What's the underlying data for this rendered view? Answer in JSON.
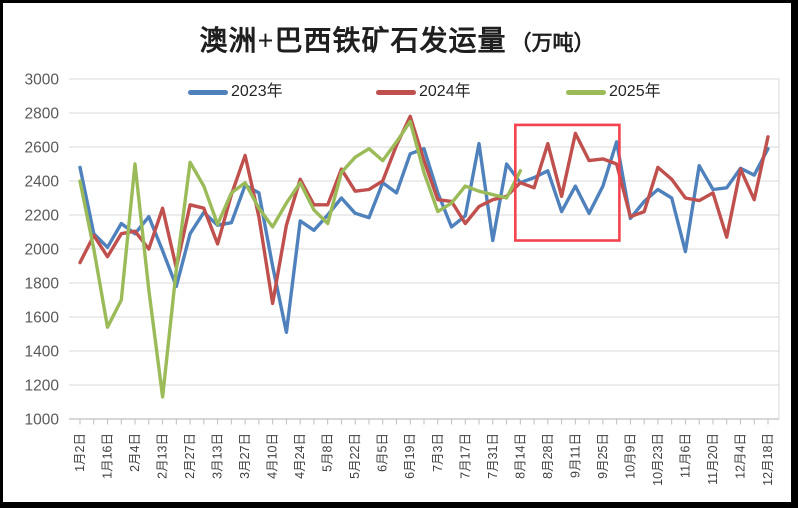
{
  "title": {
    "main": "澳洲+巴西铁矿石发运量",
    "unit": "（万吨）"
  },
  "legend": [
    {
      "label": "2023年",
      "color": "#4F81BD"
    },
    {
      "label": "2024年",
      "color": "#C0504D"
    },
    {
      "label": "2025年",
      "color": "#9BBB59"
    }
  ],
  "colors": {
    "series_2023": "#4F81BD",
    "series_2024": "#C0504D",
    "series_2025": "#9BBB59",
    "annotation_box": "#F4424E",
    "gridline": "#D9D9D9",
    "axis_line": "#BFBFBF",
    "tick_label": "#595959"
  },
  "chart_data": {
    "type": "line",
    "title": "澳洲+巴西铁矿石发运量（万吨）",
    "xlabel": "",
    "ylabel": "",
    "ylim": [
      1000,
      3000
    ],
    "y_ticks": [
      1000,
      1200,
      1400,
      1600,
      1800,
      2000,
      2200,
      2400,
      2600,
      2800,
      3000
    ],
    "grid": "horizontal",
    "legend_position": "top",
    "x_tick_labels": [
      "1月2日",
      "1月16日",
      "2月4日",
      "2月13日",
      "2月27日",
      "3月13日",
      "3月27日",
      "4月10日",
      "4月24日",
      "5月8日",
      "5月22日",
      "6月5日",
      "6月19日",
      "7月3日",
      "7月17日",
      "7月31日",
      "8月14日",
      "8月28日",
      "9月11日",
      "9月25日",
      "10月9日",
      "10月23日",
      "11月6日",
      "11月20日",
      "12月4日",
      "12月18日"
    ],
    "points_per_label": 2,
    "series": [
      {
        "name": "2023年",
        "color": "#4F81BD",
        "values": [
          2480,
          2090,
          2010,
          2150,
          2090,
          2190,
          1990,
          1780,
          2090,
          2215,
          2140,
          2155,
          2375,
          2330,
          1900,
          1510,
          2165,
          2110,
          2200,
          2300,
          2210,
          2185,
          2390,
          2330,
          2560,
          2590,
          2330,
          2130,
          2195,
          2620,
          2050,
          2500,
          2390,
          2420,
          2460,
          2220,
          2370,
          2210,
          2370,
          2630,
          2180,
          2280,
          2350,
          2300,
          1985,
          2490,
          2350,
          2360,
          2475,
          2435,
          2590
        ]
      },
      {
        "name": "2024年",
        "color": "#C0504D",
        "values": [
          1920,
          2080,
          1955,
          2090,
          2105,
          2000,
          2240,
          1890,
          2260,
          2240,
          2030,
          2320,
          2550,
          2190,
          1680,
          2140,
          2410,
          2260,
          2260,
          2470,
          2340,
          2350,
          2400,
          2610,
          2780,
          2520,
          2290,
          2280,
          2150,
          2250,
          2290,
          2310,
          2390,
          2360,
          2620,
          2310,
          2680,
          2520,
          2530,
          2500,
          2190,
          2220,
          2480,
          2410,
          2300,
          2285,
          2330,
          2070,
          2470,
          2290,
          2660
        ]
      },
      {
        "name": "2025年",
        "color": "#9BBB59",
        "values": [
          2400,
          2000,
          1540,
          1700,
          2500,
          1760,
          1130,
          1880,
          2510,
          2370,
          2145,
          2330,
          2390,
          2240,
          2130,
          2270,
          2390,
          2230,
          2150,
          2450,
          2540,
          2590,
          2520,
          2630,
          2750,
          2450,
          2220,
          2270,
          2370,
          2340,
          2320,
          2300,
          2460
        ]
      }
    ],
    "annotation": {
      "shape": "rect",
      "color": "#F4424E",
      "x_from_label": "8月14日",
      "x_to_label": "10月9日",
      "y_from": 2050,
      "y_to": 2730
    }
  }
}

■ ■ ■ ■

All records should be output exactly, with the pictures left out.

**Written answer:**
What's the underlying data for this rendered view? Answer in JSON.
{
  "title": {
    "main": "澳洲+巴西铁矿石发运量",
    "unit": "（万吨）"
  },
  "legend": [
    {
      "label": "2023年",
      "color": "#4F81BD"
    },
    {
      "label": "2024年",
      "color": "#C0504D"
    },
    {
      "label": "2025年",
      "color": "#9BBB59"
    }
  ],
  "colors": {
    "series_2023": "#4F81BD",
    "series_2024": "#C0504D",
    "series_2025": "#9BBB59",
    "annotation_box": "#F4424E",
    "gridline": "#D9D9D9",
    "axis_line": "#BFBFBF",
    "tick_label": "#595959"
  },
  "chart_data": {
    "type": "line",
    "title": "澳洲+巴西铁矿石发运量（万吨）",
    "xlabel": "",
    "ylabel": "",
    "ylim": [
      1000,
      3000
    ],
    "y_ticks": [
      1000,
      1200,
      1400,
      1600,
      1800,
      2000,
      2200,
      2400,
      2600,
      2800,
      3000
    ],
    "grid": "horizontal",
    "legend_position": "top",
    "x_tick_labels": [
      "1月2日",
      "1月16日",
      "2月4日",
      "2月13日",
      "2月27日",
      "3月13日",
      "3月27日",
      "4月10日",
      "4月24日",
      "5月8日",
      "5月22日",
      "6月5日",
      "6月19日",
      "7月3日",
      "7月17日",
      "7月31日",
      "8月14日",
      "8月28日",
      "9月11日",
      "9月25日",
      "10月9日",
      "10月23日",
      "11月6日",
      "11月20日",
      "12月4日",
      "12月18日"
    ],
    "points_per_label": 2,
    "series": [
      {
        "name": "2023年",
        "color": "#4F81BD",
        "values": [
          2480,
          2090,
          2010,
          2150,
          2090,
          2190,
          1990,
          1780,
          2090,
          2215,
          2140,
          2155,
          2375,
          2330,
          1900,
          1510,
          2165,
          2110,
          2200,
          2300,
          2210,
          2185,
          2390,
          2330,
          2560,
          2590,
          2330,
          2130,
          2195,
          2620,
          2050,
          2500,
          2390,
          2420,
          2460,
          2220,
          2370,
          2210,
          2370,
          2630,
          2180,
          2280,
          2350,
          2300,
          1985,
          2490,
          2350,
          2360,
          2475,
          2435,
          2590
        ]
      },
      {
        "name": "2024年",
        "color": "#C0504D",
        "values": [
          1920,
          2080,
          1955,
          2090,
          2105,
          2000,
          2240,
          1890,
          2260,
          2240,
          2030,
          2320,
          2550,
          2190,
          1680,
          2140,
          2410,
          2260,
          2260,
          2470,
          2340,
          2350,
          2400,
          2610,
          2780,
          2520,
          2290,
          2280,
          2150,
          2250,
          2290,
          2310,
          2390,
          2360,
          2620,
          2310,
          2680,
          2520,
          2530,
          2500,
          2190,
          2220,
          2480,
          2410,
          2300,
          2285,
          2330,
          2070,
          2470,
          2290,
          2660
        ]
      },
      {
        "name": "2025年",
        "color": "#9BBB59",
        "values": [
          2400,
          2000,
          1540,
          1700,
          2500,
          1760,
          1130,
          1880,
          2510,
          2370,
          2145,
          2330,
          2390,
          2240,
          2130,
          2270,
          2390,
          2230,
          2150,
          2450,
          2540,
          2590,
          2520,
          2630,
          2750,
          2450,
          2220,
          2270,
          2370,
          2340,
          2320,
          2300,
          2460
        ]
      }
    ],
    "annotation": {
      "shape": "rect",
      "color": "#F4424E",
      "x_from_label": "8月14日",
      "x_to_label": "10月9日",
      "y_from": 2050,
      "y_to": 2730
    }
  }
}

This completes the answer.